Everything from the line containing "Transcribe this image's" to the final line of the records below should be given again exactly, and nothing else.

— Start —

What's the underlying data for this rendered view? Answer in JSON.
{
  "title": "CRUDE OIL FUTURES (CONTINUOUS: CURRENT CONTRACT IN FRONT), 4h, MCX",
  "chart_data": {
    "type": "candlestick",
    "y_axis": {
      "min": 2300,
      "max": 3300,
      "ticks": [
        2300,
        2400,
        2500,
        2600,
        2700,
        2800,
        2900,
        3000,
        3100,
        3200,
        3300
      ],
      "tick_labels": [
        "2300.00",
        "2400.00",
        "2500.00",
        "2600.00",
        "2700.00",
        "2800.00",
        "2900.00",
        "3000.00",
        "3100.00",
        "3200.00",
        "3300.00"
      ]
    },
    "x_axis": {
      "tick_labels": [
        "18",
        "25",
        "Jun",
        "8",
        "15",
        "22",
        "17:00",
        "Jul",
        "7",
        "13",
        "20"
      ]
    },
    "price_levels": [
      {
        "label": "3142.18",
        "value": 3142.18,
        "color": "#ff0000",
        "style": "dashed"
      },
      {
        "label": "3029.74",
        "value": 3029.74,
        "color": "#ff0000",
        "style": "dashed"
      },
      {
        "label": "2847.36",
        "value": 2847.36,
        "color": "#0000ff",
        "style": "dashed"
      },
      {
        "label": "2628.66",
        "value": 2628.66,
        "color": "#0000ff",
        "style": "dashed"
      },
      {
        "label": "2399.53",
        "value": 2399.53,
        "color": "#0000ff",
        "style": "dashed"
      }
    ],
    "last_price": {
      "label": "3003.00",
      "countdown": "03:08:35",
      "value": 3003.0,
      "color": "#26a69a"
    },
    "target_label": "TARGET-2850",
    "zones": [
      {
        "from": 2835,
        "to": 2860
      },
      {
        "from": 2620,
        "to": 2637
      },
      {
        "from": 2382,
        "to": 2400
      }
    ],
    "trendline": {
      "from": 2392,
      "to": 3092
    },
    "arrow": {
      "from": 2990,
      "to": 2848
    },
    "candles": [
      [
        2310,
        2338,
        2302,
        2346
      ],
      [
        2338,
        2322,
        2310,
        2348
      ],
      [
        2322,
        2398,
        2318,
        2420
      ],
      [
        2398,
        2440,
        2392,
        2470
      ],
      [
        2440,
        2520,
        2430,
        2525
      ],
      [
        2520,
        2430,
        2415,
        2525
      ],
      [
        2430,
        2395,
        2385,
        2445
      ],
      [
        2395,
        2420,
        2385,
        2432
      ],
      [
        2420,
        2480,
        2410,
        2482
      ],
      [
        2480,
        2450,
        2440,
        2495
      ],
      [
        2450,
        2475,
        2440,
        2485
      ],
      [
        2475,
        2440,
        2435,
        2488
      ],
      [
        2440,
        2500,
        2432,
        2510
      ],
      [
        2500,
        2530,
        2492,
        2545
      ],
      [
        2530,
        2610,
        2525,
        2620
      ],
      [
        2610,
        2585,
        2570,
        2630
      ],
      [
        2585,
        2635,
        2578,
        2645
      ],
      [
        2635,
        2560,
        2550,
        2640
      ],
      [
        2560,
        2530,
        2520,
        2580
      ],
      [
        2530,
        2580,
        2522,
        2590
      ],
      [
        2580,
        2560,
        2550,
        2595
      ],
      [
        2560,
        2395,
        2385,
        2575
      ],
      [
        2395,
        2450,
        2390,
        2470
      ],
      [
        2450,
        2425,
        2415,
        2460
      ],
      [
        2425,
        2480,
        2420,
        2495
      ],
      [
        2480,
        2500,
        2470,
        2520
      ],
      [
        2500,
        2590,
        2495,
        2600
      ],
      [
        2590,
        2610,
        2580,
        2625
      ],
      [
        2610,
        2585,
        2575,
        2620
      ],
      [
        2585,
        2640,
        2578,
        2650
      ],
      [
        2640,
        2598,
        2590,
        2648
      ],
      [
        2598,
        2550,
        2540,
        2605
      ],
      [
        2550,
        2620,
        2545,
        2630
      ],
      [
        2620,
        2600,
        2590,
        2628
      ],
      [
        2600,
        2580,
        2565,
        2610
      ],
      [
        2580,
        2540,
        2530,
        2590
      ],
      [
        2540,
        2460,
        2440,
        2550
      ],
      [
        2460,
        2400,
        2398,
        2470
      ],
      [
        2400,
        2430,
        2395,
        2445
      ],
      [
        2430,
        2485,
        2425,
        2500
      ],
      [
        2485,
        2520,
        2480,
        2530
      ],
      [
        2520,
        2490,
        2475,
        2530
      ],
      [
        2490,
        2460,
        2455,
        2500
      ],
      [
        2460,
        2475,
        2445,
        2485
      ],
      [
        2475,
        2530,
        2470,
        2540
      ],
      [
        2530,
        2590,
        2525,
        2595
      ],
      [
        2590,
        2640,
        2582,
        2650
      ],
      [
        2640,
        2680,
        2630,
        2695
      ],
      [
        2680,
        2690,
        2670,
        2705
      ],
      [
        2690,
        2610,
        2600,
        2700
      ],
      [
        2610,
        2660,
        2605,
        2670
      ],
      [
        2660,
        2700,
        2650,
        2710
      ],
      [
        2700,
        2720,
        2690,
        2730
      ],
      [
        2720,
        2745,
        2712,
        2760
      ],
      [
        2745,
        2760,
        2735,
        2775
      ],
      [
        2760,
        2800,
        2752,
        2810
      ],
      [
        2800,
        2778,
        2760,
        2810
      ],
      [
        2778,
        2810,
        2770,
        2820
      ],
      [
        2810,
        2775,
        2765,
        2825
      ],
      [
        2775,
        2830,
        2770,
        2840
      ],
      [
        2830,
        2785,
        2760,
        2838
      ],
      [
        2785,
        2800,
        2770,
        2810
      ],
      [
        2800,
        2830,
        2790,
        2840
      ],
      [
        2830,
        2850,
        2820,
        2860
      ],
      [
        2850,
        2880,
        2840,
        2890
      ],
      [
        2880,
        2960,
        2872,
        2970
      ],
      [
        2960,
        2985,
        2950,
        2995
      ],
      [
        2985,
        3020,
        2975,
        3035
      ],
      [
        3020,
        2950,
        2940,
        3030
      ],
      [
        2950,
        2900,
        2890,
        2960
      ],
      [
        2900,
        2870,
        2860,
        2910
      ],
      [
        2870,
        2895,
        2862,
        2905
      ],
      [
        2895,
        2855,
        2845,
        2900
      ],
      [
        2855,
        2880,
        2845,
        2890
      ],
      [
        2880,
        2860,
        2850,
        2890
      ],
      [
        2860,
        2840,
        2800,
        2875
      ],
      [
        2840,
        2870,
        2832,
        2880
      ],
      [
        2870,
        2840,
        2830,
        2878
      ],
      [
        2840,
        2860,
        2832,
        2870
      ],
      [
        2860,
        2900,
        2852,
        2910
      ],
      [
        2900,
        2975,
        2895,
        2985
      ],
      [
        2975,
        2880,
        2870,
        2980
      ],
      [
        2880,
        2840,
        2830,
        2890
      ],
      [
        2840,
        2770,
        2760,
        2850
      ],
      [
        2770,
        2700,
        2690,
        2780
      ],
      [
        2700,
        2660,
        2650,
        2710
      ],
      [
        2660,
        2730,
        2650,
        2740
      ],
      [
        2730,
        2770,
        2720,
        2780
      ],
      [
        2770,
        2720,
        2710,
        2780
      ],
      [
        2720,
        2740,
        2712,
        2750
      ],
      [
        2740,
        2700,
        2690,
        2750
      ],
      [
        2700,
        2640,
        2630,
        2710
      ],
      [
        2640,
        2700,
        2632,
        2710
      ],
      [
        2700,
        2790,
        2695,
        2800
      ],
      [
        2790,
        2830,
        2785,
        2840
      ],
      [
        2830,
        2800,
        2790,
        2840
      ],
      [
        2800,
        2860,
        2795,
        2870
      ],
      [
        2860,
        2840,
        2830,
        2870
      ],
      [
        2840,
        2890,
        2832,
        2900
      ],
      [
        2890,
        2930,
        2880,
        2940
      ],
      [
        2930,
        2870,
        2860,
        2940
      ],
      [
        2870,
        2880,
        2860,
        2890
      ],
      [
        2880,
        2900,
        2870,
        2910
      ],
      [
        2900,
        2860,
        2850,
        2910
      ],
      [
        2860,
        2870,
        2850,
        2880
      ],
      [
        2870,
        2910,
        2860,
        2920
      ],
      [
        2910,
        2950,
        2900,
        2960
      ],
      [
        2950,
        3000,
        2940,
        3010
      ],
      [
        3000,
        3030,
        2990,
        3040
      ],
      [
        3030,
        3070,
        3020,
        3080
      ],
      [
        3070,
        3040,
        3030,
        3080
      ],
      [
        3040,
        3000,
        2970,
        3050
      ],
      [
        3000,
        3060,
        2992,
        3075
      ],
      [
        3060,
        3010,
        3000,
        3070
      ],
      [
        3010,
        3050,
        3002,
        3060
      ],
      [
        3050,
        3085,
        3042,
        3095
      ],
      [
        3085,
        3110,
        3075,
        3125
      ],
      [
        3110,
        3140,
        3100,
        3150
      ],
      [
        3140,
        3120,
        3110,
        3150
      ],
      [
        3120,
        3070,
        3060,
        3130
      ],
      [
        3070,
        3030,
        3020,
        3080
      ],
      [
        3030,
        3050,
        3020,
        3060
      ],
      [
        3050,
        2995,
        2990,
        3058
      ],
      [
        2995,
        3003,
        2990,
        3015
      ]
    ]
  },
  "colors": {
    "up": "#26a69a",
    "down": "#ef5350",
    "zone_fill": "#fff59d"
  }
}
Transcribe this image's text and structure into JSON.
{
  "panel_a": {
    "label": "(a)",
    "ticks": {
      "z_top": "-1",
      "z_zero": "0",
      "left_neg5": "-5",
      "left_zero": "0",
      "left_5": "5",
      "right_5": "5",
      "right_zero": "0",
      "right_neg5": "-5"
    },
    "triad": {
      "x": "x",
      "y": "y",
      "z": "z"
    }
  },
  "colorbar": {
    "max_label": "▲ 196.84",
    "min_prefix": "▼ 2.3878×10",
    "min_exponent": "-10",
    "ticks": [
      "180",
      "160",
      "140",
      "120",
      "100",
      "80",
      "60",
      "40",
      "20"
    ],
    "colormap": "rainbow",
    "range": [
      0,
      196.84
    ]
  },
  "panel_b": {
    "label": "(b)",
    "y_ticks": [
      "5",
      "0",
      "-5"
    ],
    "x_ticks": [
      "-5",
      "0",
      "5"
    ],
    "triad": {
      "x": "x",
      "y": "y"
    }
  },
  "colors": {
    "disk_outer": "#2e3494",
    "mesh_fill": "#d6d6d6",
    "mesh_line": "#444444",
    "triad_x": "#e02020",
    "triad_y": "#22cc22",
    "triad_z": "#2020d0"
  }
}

— End —

• FINAL RESULT:
Transcribe this image's text and structure into JSON.
{
  "panel_a": {
    "label": "(a)",
    "ticks": {
      "z_top": "-1",
      "z_zero": "0",
      "left_neg5": "-5",
      "left_zero": "0",
      "left_5": "5",
      "right_5": "5",
      "right_zero": "0",
      "right_neg5": "-5"
    },
    "triad": {
      "x": "x",
      "y": "y",
      "z": "z"
    }
  },
  "colorbar": {
    "max_label": "▲ 196.84",
    "min_prefix": "▼ 2.3878×10",
    "min_exponent": "-10",
    "ticks": [
      "180",
      "160",
      "140",
      "120",
      "100",
      "80",
      "60",
      "40",
      "20"
    ],
    "colormap": "rainbow",
    "range": [
      0,
      196.84
    ]
  },
  "panel_b": {
    "label": "(b)",
    "y_ticks": [
      "5",
      "0",
      "-5"
    ],
    "x_ticks": [
      "-5",
      "0",
      "5"
    ],
    "triad": {
      "x": "x",
      "y": "y"
    }
  },
  "colors": {
    "disk_outer": "#2e3494",
    "mesh_fill": "#d6d6d6",
    "mesh_line": "#444444",
    "triad_x": "#e02020",
    "triad_y": "#22cc22",
    "triad_z": "#2020d0"
  }
}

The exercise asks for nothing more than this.